◆ Objective:
Drop the pictures, then extract the listing word for word.

------------------------------------------------

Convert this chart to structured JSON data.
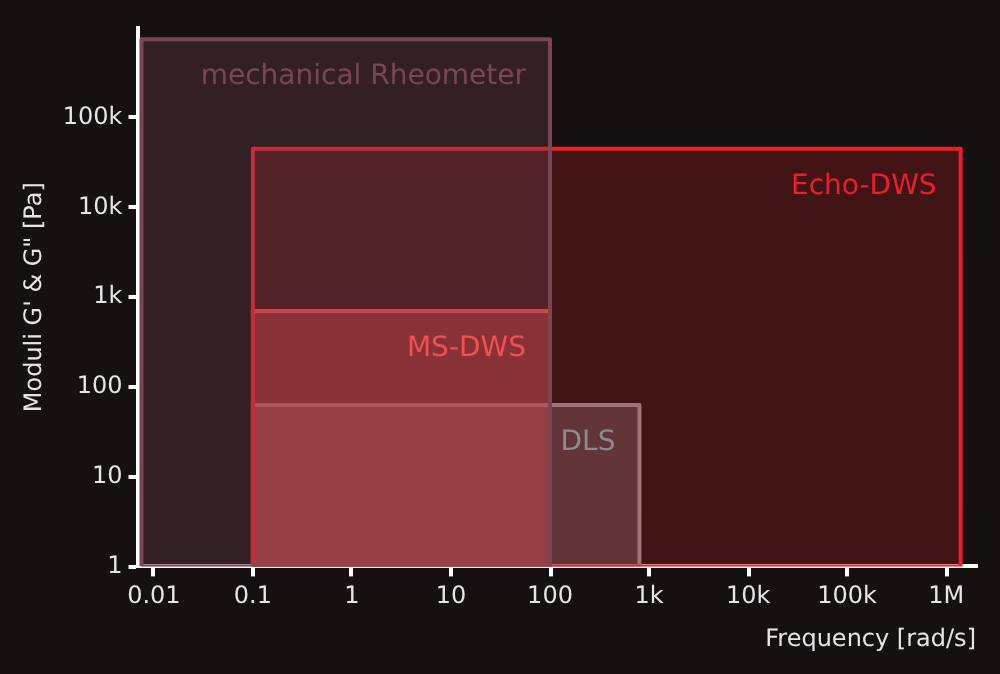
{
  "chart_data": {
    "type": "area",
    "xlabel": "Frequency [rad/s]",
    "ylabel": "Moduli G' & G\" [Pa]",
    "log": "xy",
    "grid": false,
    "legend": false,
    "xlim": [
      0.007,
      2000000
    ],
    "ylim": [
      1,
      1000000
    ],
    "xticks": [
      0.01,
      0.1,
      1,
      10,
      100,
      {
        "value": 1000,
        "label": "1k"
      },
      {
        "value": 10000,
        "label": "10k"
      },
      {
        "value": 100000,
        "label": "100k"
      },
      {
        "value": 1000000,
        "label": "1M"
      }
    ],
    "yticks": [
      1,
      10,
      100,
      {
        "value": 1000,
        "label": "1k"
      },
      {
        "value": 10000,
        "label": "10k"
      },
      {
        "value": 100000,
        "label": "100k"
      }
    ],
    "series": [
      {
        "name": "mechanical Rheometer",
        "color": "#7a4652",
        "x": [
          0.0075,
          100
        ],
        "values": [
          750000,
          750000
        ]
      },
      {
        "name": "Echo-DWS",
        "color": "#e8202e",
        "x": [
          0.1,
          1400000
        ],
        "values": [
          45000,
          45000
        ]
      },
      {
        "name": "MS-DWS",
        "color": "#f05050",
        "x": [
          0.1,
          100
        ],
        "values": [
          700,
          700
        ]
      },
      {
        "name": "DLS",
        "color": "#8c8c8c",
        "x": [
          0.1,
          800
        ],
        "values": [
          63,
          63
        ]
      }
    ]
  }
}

------------------------------------------------

◆ Exercise result:
Convert this chart to structured JSON data.
{
  "chart_data": {
    "type": "area",
    "xlabel": "Frequency [rad/s]",
    "ylabel": "Moduli G' & G\" [Pa]",
    "log": "xy",
    "grid": false,
    "legend": false,
    "xlim": [
      0.007,
      2000000
    ],
    "ylim": [
      1,
      1000000
    ],
    "xticks": [
      0.01,
      0.1,
      1,
      10,
      100,
      {
        "value": 1000,
        "label": "1k"
      },
      {
        "value": 10000,
        "label": "10k"
      },
      {
        "value": 100000,
        "label": "100k"
      },
      {
        "value": 1000000,
        "label": "1M"
      }
    ],
    "yticks": [
      1,
      10,
      100,
      {
        "value": 1000,
        "label": "1k"
      },
      {
        "value": 10000,
        "label": "10k"
      },
      {
        "value": 100000,
        "label": "100k"
      }
    ],
    "series": [
      {
        "name": "mechanical Rheometer",
        "color": "#7a4652",
        "x": [
          0.0075,
          100
        ],
        "values": [
          750000,
          750000
        ]
      },
      {
        "name": "Echo-DWS",
        "color": "#e8202e",
        "x": [
          0.1,
          1400000
        ],
        "values": [
          45000,
          45000
        ]
      },
      {
        "name": "MS-DWS",
        "color": "#f05050",
        "x": [
          0.1,
          100
        ],
        "values": [
          700,
          700
        ]
      },
      {
        "name": "DLS",
        "color": "#8c8c8c",
        "x": [
          0.1,
          800
        ],
        "values": [
          63,
          63
        ]
      }
    ]
  }
}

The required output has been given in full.